↓↓↓
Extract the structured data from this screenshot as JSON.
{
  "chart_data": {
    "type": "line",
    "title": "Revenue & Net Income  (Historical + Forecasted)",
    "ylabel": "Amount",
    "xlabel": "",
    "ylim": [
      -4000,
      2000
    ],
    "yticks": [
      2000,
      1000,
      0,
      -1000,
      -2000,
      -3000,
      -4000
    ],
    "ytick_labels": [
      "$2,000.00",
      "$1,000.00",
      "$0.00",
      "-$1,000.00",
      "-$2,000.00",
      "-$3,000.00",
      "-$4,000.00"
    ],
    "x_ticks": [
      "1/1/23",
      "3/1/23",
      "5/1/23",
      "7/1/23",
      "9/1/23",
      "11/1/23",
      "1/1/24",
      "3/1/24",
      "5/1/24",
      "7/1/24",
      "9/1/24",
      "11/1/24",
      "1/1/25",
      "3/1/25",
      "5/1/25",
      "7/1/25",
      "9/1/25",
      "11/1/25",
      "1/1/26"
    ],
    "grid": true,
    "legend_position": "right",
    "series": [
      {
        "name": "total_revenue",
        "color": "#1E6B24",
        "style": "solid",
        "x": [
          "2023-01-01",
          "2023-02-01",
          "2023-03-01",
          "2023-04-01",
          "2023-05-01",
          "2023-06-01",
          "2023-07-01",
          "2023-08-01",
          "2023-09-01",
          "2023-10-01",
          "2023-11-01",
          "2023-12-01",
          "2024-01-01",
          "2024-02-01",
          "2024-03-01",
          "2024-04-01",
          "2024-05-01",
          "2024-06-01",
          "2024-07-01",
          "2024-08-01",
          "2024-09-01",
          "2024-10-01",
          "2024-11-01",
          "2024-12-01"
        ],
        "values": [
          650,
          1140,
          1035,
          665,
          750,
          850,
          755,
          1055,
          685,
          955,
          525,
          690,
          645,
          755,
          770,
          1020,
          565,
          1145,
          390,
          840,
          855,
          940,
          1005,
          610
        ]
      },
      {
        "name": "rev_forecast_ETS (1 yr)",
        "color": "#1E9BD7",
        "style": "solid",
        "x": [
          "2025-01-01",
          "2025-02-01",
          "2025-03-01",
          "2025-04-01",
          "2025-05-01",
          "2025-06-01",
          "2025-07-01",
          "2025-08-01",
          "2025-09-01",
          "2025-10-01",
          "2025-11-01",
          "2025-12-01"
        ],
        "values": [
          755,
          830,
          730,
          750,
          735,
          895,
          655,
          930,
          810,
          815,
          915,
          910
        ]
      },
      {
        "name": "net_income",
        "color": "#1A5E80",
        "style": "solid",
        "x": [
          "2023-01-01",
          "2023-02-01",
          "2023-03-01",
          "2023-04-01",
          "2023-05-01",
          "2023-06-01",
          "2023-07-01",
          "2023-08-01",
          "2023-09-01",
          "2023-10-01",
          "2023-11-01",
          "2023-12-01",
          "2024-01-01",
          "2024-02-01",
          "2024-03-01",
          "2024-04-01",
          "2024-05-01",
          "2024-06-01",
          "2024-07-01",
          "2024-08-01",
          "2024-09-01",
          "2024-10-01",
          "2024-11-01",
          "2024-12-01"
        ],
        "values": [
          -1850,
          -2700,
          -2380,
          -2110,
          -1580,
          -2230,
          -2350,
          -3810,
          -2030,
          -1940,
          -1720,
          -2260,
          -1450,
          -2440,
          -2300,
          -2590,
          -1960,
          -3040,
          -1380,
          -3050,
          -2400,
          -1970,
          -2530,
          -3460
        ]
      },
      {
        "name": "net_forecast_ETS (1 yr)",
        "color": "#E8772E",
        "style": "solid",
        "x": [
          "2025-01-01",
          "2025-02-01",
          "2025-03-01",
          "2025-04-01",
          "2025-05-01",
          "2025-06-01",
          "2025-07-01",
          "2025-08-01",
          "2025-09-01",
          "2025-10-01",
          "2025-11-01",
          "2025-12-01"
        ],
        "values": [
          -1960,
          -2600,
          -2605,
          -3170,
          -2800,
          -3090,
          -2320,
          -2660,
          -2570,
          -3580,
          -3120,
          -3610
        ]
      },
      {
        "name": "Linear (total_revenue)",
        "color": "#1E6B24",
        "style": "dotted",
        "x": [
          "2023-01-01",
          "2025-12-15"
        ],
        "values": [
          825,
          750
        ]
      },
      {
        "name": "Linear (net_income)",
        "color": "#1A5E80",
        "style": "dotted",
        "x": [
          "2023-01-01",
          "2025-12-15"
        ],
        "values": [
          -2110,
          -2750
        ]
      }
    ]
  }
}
↑↑↑
§ **Written problem**
Quote every entry exactly.

§ **Task solution**
Extract the structured data from this screenshot as JSON.
{
  "chart_data": {
    "type": "line",
    "title": "Revenue & Net Income  (Historical + Forecasted)",
    "ylabel": "Amount",
    "xlabel": "",
    "ylim": [
      -4000,
      2000
    ],
    "yticks": [
      2000,
      1000,
      0,
      -1000,
      -2000,
      -3000,
      -4000
    ],
    "ytick_labels": [
      "$2,000.00",
      "$1,000.00",
      "$0.00",
      "-$1,000.00",
      "-$2,000.00",
      "-$3,000.00",
      "-$4,000.00"
    ],
    "x_ticks": [
      "1/1/23",
      "3/1/23",
      "5/1/23",
      "7/1/23",
      "9/1/23",
      "11/1/23",
      "1/1/24",
      "3/1/24",
      "5/1/24",
      "7/1/24",
      "9/1/24",
      "11/1/24",
      "1/1/25",
      "3/1/25",
      "5/1/25",
      "7/1/25",
      "9/1/25",
      "11/1/25",
      "1/1/26"
    ],
    "grid": true,
    "legend_position": "right",
    "series": [
      {
        "name": "total_revenue",
        "color": "#1E6B24",
        "style": "solid",
        "x": [
          "2023-01-01",
          "2023-02-01",
          "2023-03-01",
          "2023-04-01",
          "2023-05-01",
          "2023-06-01",
          "2023-07-01",
          "2023-08-01",
          "2023-09-01",
          "2023-10-01",
          "2023-11-01",
          "2023-12-01",
          "2024-01-01",
          "2024-02-01",
          "2024-03-01",
          "2024-04-01",
          "2024-05-01",
          "2024-06-01",
          "2024-07-01",
          "2024-08-01",
          "2024-09-01",
          "2024-10-01",
          "2024-11-01",
          "2024-12-01"
        ],
        "values": [
          650,
          1140,
          1035,
          665,
          750,
          850,
          755,
          1055,
          685,
          955,
          525,
          690,
          645,
          755,
          770,
          1020,
          565,
          1145,
          390,
          840,
          855,
          940,
          1005,
          610
        ]
      },
      {
        "name": "rev_forecast_ETS (1 yr)",
        "color": "#1E9BD7",
        "style": "solid",
        "x": [
          "2025-01-01",
          "2025-02-01",
          "2025-03-01",
          "2025-04-01",
          "2025-05-01",
          "2025-06-01",
          "2025-07-01",
          "2025-08-01",
          "2025-09-01",
          "2025-10-01",
          "2025-11-01",
          "2025-12-01"
        ],
        "values": [
          755,
          830,
          730,
          750,
          735,
          895,
          655,
          930,
          810,
          815,
          915,
          910
        ]
      },
      {
        "name": "net_income",
        "color": "#1A5E80",
        "style": "solid",
        "x": [
          "2023-01-01",
          "2023-02-01",
          "2023-03-01",
          "2023-04-01",
          "2023-05-01",
          "2023-06-01",
          "2023-07-01",
          "2023-08-01",
          "2023-09-01",
          "2023-10-01",
          "2023-11-01",
          "2023-12-01",
          "2024-01-01",
          "2024-02-01",
          "2024-03-01",
          "2024-04-01",
          "2024-05-01",
          "2024-06-01",
          "2024-07-01",
          "2024-08-01",
          "2024-09-01",
          "2024-10-01",
          "2024-11-01",
          "2024-12-01"
        ],
        "values": [
          -1850,
          -2700,
          -2380,
          -2110,
          -1580,
          -2230,
          -2350,
          -3810,
          -2030,
          -1940,
          -1720,
          -2260,
          -1450,
          -2440,
          -2300,
          -2590,
          -1960,
          -3040,
          -1380,
          -3050,
          -2400,
          -1970,
          -2530,
          -3460
        ]
      },
      {
        "name": "net_forecast_ETS (1 yr)",
        "color": "#E8772E",
        "style": "solid",
        "x": [
          "2025-01-01",
          "2025-02-01",
          "2025-03-01",
          "2025-04-01",
          "2025-05-01",
          "2025-06-01",
          "2025-07-01",
          "2025-08-01",
          "2025-09-01",
          "2025-10-01",
          "2025-11-01",
          "2025-12-01"
        ],
        "values": [
          -1960,
          -2600,
          -2605,
          -3170,
          -2800,
          -3090,
          -2320,
          -2660,
          -2570,
          -3580,
          -3120,
          -3610
        ]
      },
      {
        "name": "Linear (total_revenue)",
        "color": "#1E6B24",
        "style": "dotted",
        "x": [
          "2023-01-01",
          "2025-12-15"
        ],
        "values": [
          825,
          750
        ]
      },
      {
        "name": "Linear (net_income)",
        "color": "#1A5E80",
        "style": "dotted",
        "x": [
          "2023-01-01",
          "2025-12-15"
        ],
        "values": [
          -2110,
          -2750
        ]
      }
    ]
  }
}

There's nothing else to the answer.